(Dataset items)
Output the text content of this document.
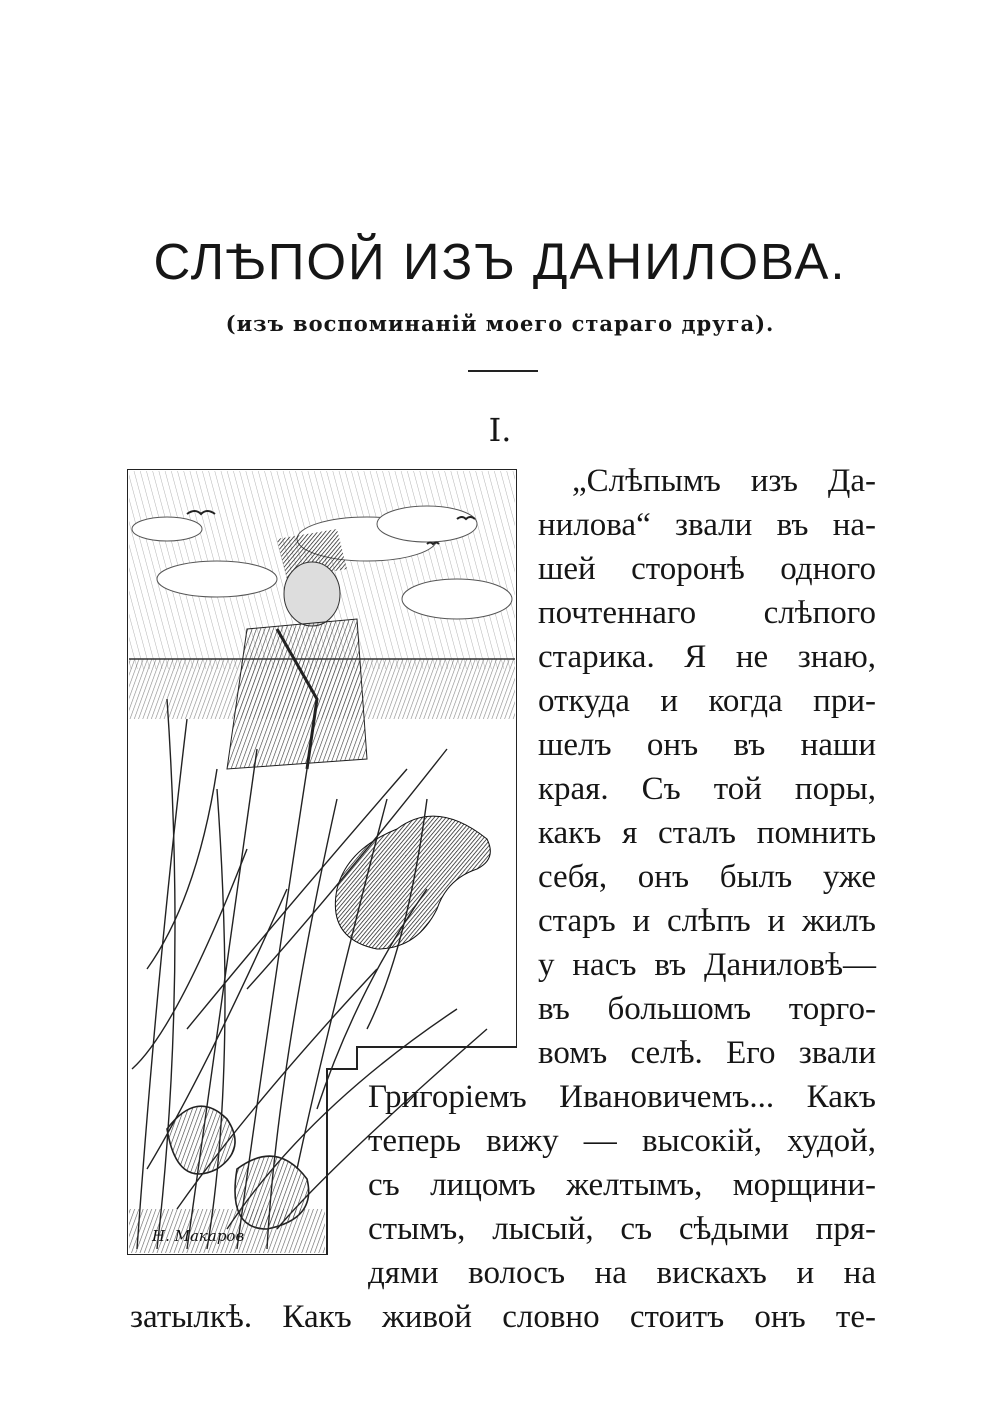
СЛѢПОЙ ИЗЪ ДАНИЛОВА.
(изъ воспоминаній моего стараго друга).
I.
Н. Макаров
„Слѣпымъ изъ Да-
нилова“ звали въ на-
шей сторонѣ одного
почтеннаго слѣпого
старика. Я не знаю,
откуда и когда при-
шелъ онъ въ наши
края. Съ той поры,
какъ я сталъ помнить
себя, онъ былъ уже
старъ и слѣпъ и жилъ
у насъ въ Даниловѣ—
въ большомъ торго-
вомъ селѣ. Его звали
Григоріемъ Ивановичемъ... Какъ
теперь вижу — высокій, худой,
съ лицомъ желтымъ, морщини-
стымъ, лысый, съ сѣдыми пря-
дями волосъ на вискахъ и на
затылкѣ. Какъ живой словно стоитъ онъ те-
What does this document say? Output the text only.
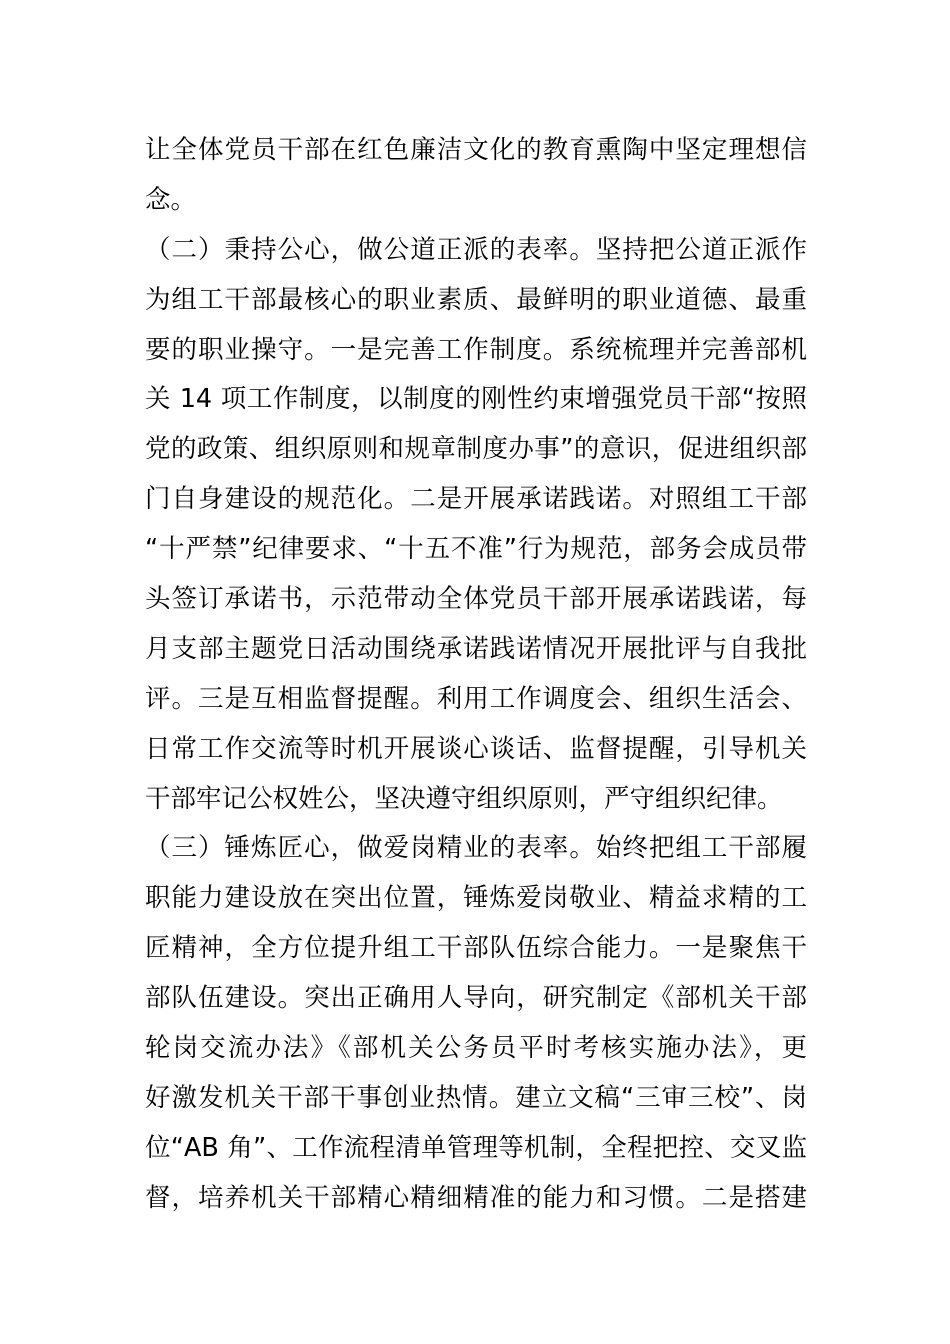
让全体党员干部在红色廉洁文化的教育熏陶中坚定理想信
念。
（二）秉持公心，做公道正派的表率。坚持把公道正派作
为组工干部最核心的职业素质、最鲜明的职业道德、最重
要的职业操守。一是完善工作制度。系统梳理并完善部机
关 14 项工作制度，以制度的刚性约束增强党员干部“按照
党的政策、组织原则和规章制度办事”的意识，促进组织部
门自身建设的规范化。二是开展承诺践诺。对照组工干部
“十严禁”纪律要求、“十五不准”行为规范，部务会成员带
头签订承诺书，示范带动全体党员干部开展承诺践诺，每
月支部主题党日活动围绕承诺践诺情况开展批评与自我批
评。三是互相监督提醒。利用工作调度会、组织生活会、
日常工作交流等时机开展谈心谈话、监督提醒，引导机关
干部牢记公权姓公，坚决遵守组织原则，严守组织纪律。
（三）锤炼匠心，做爱岗精业的表率。始终把组工干部履
职能力建设放在突出位置，锤炼爱岗敬业、精益求精的工
匠精神，全方位提升组工干部队伍综合能力。一是聚焦干
部队伍建设。突出正确用人导向，研究制定《部机关干部
轮岗交流办法》《部机关公务员平时考核实施办法》，更
好激发机关干部干事创业热情。建立文稿“三审三校”、岗
位“AB 角”、工作流程清单管理等机制，全程把控、交叉监
督，培养机关干部精心精细精准的能力和习惯。二是搭建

• [Work instructions]: Write the full listing out again with every line unchanged, but include no pictures.

• [Full answer]:
Output the text content of this document.
СЛѢПОЙ ИЗЪ ДАНИЛОВА.
(изъ воспоминаній моего стараго друга).
I.
Н. Макаров
„Слѣпымъ изъ Да-
нилова“ звали въ на-
шей сторонѣ одного
почтеннаго слѣпого
старика. Я не знаю,
откуда и когда при-
шелъ онъ въ наши
края. Съ той поры,
какъ я сталъ помнить
себя, онъ былъ уже
старъ и слѣпъ и жилъ
у насъ въ Даниловѣ—
въ большомъ торго-
вомъ селѣ. Его звали
Григоріемъ Ивановичемъ... Какъ
теперь вижу — высокій, худой,
съ лицомъ желтымъ, морщини-
стымъ, лысый, съ сѣдыми пря-
дями волосъ на вискахъ и на
затылкѣ. Какъ живой словно стоитъ онъ те-
What does this document say? Output the text only.
让全体党员干部在红色廉洁文化的教育熏陶中坚定理想信
念。
（二）秉持公心，做公道正派的表率。坚持把公道正派作
为组工干部最核心的职业素质、最鲜明的职业道德、最重
要的职业操守。一是完善工作制度。系统梳理并完善部机
关 14 项工作制度，以制度的刚性约束增强党员干部“按照
党的政策、组织原则和规章制度办事”的意识，促进组织部
门自身建设的规范化。二是开展承诺践诺。对照组工干部
“十严禁”纪律要求、“十五不准”行为规范，部务会成员带
头签订承诺书，示范带动全体党员干部开展承诺践诺，每
月支部主题党日活动围绕承诺践诺情况开展批评与自我批
评。三是互相监督提醒。利用工作调度会、组织生活会、
日常工作交流等时机开展谈心谈话、监督提醒，引导机关
干部牢记公权姓公，坚决遵守组织原则，严守组织纪律。
（三）锤炼匠心，做爱岗精业的表率。始终把组工干部履
职能力建设放在突出位置，锤炼爱岗敬业、精益求精的工
匠精神，全方位提升组工干部队伍综合能力。一是聚焦干
部队伍建设。突出正确用人导向，研究制定《部机关干部
轮岗交流办法》《部机关公务员平时考核实施办法》，更
好激发机关干部干事创业热情。建立文稿“三审三校”、岗
位“AB 角”、工作流程清单管理等机制，全程把控、交叉监
督，培养机关干部精心精细精准的能力和习惯。二是搭建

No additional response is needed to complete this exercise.